* **Recorded data**:
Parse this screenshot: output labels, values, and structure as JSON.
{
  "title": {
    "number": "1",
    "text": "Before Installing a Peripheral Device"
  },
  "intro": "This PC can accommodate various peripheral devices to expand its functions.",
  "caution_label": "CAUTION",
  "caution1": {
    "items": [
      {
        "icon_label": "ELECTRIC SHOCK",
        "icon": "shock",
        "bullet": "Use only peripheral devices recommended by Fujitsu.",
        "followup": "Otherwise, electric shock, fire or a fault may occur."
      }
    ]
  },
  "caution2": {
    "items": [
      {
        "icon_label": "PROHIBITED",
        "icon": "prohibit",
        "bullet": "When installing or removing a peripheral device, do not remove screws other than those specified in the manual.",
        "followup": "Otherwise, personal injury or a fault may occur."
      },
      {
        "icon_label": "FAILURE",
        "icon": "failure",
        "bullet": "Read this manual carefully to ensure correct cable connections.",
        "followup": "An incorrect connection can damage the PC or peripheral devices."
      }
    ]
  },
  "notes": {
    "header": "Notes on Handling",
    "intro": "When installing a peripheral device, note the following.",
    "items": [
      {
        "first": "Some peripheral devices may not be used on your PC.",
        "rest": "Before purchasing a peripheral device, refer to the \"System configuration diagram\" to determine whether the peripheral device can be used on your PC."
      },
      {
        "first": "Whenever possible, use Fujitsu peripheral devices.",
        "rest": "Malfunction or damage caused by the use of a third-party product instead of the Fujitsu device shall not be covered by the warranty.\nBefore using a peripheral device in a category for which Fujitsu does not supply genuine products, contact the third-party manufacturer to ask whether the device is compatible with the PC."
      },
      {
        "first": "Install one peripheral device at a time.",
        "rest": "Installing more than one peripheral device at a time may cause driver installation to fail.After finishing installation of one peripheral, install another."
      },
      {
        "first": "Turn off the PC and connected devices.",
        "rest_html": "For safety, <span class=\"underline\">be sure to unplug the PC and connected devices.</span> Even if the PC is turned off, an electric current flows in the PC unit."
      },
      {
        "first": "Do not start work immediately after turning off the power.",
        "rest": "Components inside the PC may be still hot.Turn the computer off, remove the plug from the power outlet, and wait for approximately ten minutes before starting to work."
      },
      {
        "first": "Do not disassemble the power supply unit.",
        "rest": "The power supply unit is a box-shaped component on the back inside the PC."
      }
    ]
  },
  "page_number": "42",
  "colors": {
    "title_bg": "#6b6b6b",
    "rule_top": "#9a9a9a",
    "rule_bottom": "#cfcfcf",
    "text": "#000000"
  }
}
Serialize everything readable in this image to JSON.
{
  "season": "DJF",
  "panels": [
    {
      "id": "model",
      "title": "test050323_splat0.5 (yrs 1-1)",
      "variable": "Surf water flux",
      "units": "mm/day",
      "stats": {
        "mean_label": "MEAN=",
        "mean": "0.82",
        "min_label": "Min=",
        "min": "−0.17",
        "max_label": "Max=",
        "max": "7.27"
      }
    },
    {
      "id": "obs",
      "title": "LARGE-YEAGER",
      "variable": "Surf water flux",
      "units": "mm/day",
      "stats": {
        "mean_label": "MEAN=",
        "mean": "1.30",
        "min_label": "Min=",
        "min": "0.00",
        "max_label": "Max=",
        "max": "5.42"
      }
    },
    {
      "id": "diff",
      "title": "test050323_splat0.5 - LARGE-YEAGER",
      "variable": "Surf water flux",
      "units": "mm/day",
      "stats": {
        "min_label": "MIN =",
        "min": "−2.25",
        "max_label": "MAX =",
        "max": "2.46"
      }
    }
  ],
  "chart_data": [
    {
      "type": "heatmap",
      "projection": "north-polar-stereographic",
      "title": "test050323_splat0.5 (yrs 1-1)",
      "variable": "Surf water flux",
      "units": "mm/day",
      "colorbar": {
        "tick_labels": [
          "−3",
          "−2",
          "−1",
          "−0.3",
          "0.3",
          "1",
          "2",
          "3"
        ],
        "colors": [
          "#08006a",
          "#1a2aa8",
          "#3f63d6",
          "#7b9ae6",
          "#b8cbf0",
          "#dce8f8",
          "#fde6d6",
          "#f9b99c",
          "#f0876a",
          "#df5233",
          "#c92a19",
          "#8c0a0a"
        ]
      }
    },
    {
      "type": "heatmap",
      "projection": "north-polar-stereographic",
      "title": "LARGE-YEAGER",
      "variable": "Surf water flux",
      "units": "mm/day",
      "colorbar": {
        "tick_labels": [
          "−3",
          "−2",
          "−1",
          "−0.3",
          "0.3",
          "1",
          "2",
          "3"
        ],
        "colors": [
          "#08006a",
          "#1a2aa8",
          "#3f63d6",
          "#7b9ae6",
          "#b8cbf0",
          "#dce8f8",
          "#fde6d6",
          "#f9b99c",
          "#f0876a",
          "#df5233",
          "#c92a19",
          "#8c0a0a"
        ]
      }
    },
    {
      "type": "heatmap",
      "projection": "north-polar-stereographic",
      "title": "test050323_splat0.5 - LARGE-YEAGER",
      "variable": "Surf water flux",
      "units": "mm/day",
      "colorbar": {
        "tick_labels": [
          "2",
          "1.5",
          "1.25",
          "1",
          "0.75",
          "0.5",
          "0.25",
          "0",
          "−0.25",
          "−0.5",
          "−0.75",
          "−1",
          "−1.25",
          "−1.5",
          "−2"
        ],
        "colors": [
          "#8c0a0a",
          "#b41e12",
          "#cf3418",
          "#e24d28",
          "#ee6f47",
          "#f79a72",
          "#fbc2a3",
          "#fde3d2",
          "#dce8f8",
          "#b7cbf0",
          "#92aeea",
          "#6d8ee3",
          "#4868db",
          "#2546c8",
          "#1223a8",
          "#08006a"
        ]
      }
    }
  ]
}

* **Goal**:
Without leaving anything out, give the entries again exactly.

* **In response**:
Parse this screenshot: output labels, values, and structure as JSON.
{
  "title": {
    "number": "1",
    "text": "Before Installing a Peripheral Device"
  },
  "intro": "This PC can accommodate various peripheral devices to expand its functions.",
  "caution_label": "CAUTION",
  "caution1": {
    "items": [
      {
        "icon_label": "ELECTRIC SHOCK",
        "icon": "shock",
        "bullet": "Use only peripheral devices recommended by Fujitsu.",
        "followup": "Otherwise, electric shock, fire or a fault may occur."
      }
    ]
  },
  "caution2": {
    "items": [
      {
        "icon_label": "PROHIBITED",
        "icon": "prohibit",
        "bullet": "When installing or removing a peripheral device, do not remove screws other than those specified in the manual.",
        "followup": "Otherwise, personal injury or a fault may occur."
      },
      {
        "icon_label": "FAILURE",
        "icon": "failure",
        "bullet": "Read this manual carefully to ensure correct cable connections.",
        "followup": "An incorrect connection can damage the PC or peripheral devices."
      }
    ]
  },
  "notes": {
    "header": "Notes on Handling",
    "intro": "When installing a peripheral device, note the following.",
    "items": [
      {
        "first": "Some peripheral devices may not be used on your PC.",
        "rest": "Before purchasing a peripheral device, refer to the \"System configuration diagram\" to determine whether the peripheral device can be used on your PC."
      },
      {
        "first": "Whenever possible, use Fujitsu peripheral devices.",
        "rest": "Malfunction or damage caused by the use of a third-party product instead of the Fujitsu device shall not be covered by the warranty.\nBefore using a peripheral device in a category for which Fujitsu does not supply genuine products, contact the third-party manufacturer to ask whether the device is compatible with the PC."
      },
      {
        "first": "Install one peripheral device at a time.",
        "rest": "Installing more than one peripheral device at a time may cause driver installation to fail.After finishing installation of one peripheral, install another."
      },
      {
        "first": "Turn off the PC and connected devices.",
        "rest_html": "For safety, <span class=\"underline\">be sure to unplug the PC and connected devices.</span> Even if the PC is turned off, an electric current flows in the PC unit."
      },
      {
        "first": "Do not start work immediately after turning off the power.",
        "rest": "Components inside the PC may be still hot.Turn the computer off, remove the plug from the power outlet, and wait for approximately ten minutes before starting to work."
      },
      {
        "first": "Do not disassemble the power supply unit.",
        "rest": "The power supply unit is a box-shaped component on the back inside the PC."
      }
    ]
  },
  "page_number": "42",
  "colors": {
    "title_bg": "#6b6b6b",
    "rule_top": "#9a9a9a",
    "rule_bottom": "#cfcfcf",
    "text": "#000000"
  }
}
Serialize everything readable in this image to JSON.
{
  "season": "DJF",
  "panels": [
    {
      "id": "model",
      "title": "test050323_splat0.5 (yrs 1-1)",
      "variable": "Surf water flux",
      "units": "mm/day",
      "stats": {
        "mean_label": "MEAN=",
        "mean": "0.82",
        "min_label": "Min=",
        "min": "−0.17",
        "max_label": "Max=",
        "max": "7.27"
      }
    },
    {
      "id": "obs",
      "title": "LARGE-YEAGER",
      "variable": "Surf water flux",
      "units": "mm/day",
      "stats": {
        "mean_label": "MEAN=",
        "mean": "1.30",
        "min_label": "Min=",
        "min": "0.00",
        "max_label": "Max=",
        "max": "5.42"
      }
    },
    {
      "id": "diff",
      "title": "test050323_splat0.5 - LARGE-YEAGER",
      "variable": "Surf water flux",
      "units": "mm/day",
      "stats": {
        "min_label": "MIN =",
        "min": "−2.25",
        "max_label": "MAX =",
        "max": "2.46"
      }
    }
  ],
  "chart_data": [
    {
      "type": "heatmap",
      "projection": "north-polar-stereographic",
      "title": "test050323_splat0.5 (yrs 1-1)",
      "variable": "Surf water flux",
      "units": "mm/day",
      "colorbar": {
        "tick_labels": [
          "−3",
          "−2",
          "−1",
          "−0.3",
          "0.3",
          "1",
          "2",
          "3"
        ],
        "colors": [
          "#08006a",
          "#1a2aa8",
          "#3f63d6",
          "#7b9ae6",
          "#b8cbf0",
          "#dce8f8",
          "#fde6d6",
          "#f9b99c",
          "#f0876a",
          "#df5233",
          "#c92a19",
          "#8c0a0a"
        ]
      }
    },
    {
      "type": "heatmap",
      "projection": "north-polar-stereographic",
      "title": "LARGE-YEAGER",
      "variable": "Surf water flux",
      "units": "mm/day",
      "colorbar": {
        "tick_labels": [
          "−3",
          "−2",
          "−1",
          "−0.3",
          "0.3",
          "1",
          "2",
          "3"
        ],
        "colors": [
          "#08006a",
          "#1a2aa8",
          "#3f63d6",
          "#7b9ae6",
          "#b8cbf0",
          "#dce8f8",
          "#fde6d6",
          "#f9b99c",
          "#f0876a",
          "#df5233",
          "#c92a19",
          "#8c0a0a"
        ]
      }
    },
    {
      "type": "heatmap",
      "projection": "north-polar-stereographic",
      "title": "test050323_splat0.5 - LARGE-YEAGER",
      "variable": "Surf water flux",
      "units": "mm/day",
      "colorbar": {
        "tick_labels": [
          "2",
          "1.5",
          "1.25",
          "1",
          "0.75",
          "0.5",
          "0.25",
          "0",
          "−0.25",
          "−0.5",
          "−0.75",
          "−1",
          "−1.25",
          "−1.5",
          "−2"
        ],
        "colors": [
          "#8c0a0a",
          "#b41e12",
          "#cf3418",
          "#e24d28",
          "#ee6f47",
          "#f79a72",
          "#fbc2a3",
          "#fde3d2",
          "#dce8f8",
          "#b7cbf0",
          "#92aeea",
          "#6d8ee3",
          "#4868db",
          "#2546c8",
          "#1223a8",
          "#08006a"
        ]
      }
    }
  ]
}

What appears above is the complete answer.